What to do: From the entries that follow, list every line in which the string "subtitle" appears.

Information supplied:
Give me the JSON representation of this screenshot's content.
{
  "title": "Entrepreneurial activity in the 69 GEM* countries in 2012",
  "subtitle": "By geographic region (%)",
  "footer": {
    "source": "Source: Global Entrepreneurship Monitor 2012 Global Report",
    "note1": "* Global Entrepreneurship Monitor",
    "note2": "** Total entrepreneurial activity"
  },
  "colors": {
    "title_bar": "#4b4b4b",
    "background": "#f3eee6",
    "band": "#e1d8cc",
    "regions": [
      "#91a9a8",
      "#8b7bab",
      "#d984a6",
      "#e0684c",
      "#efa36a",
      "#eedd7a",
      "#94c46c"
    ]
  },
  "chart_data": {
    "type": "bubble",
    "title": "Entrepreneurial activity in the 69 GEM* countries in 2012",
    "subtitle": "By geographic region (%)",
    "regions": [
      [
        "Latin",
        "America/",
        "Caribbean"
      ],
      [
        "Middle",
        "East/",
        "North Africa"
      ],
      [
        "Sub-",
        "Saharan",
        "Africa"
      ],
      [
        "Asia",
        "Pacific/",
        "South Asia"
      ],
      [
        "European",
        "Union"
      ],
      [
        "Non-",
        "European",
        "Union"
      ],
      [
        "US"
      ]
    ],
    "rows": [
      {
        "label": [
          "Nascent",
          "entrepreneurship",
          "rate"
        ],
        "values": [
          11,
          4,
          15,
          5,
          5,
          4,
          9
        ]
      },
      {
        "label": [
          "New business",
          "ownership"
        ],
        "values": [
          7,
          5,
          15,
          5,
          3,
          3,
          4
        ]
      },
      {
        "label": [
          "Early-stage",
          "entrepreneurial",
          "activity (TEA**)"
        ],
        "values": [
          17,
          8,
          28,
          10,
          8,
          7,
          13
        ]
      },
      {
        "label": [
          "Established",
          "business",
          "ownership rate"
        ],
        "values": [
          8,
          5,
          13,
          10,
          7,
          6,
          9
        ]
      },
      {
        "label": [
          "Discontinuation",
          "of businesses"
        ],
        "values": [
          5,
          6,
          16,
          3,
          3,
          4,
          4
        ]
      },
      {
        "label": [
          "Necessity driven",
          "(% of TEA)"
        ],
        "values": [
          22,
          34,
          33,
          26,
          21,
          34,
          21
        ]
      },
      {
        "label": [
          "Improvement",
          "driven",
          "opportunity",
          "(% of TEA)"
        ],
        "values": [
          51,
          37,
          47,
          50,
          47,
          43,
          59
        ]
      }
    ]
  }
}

Expected output:
  "subtitle": "By geographic region (%)",
    "subtitle": "By geographic region (%)",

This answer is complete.